__Exercise instructions__
Return all lines below containing the word "this".

__The input__
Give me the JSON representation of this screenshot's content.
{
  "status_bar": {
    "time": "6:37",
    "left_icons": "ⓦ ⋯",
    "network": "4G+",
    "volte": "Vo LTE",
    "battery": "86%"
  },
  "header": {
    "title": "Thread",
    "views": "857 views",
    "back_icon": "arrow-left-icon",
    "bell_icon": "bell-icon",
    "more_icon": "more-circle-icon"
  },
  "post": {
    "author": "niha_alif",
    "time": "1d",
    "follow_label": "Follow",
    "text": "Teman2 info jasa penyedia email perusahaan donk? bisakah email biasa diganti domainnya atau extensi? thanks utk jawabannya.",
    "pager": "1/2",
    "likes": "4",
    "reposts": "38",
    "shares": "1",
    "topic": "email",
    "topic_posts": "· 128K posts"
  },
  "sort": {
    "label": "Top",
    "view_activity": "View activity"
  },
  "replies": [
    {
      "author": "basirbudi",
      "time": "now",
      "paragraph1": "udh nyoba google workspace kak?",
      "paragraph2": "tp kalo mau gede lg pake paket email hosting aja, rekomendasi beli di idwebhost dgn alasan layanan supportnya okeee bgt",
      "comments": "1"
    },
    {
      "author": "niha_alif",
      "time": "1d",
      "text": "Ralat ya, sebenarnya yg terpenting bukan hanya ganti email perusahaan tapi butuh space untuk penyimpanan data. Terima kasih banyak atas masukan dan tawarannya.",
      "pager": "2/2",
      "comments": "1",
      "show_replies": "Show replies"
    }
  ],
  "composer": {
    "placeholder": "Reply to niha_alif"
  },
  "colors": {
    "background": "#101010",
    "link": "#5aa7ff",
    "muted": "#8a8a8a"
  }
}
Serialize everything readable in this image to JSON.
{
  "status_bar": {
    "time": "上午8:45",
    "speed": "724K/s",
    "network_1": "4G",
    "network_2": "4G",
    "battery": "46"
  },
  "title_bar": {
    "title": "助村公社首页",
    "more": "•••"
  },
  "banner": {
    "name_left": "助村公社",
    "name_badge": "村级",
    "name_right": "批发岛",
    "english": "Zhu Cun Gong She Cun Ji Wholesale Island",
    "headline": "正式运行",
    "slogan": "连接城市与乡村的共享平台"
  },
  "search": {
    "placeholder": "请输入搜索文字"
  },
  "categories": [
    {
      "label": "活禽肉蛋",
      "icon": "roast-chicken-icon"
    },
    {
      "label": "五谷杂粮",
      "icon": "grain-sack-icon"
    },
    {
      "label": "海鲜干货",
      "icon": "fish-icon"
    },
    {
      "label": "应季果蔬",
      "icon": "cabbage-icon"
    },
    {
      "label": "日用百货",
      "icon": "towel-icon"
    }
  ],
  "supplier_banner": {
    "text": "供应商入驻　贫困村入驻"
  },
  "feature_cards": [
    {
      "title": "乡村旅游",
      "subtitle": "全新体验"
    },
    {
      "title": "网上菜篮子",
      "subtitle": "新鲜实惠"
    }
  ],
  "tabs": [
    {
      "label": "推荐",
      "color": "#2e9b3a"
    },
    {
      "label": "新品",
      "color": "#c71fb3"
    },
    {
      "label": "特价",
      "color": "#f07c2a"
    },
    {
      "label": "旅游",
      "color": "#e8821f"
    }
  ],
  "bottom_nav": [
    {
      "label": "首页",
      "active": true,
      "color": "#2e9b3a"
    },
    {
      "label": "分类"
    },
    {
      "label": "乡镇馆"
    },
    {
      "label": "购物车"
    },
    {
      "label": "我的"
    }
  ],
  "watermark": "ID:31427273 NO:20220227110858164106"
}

__Response to the exercise__
Give me the JSON representation of this screenshot's content.
Serialize everything readable in this image to JSON.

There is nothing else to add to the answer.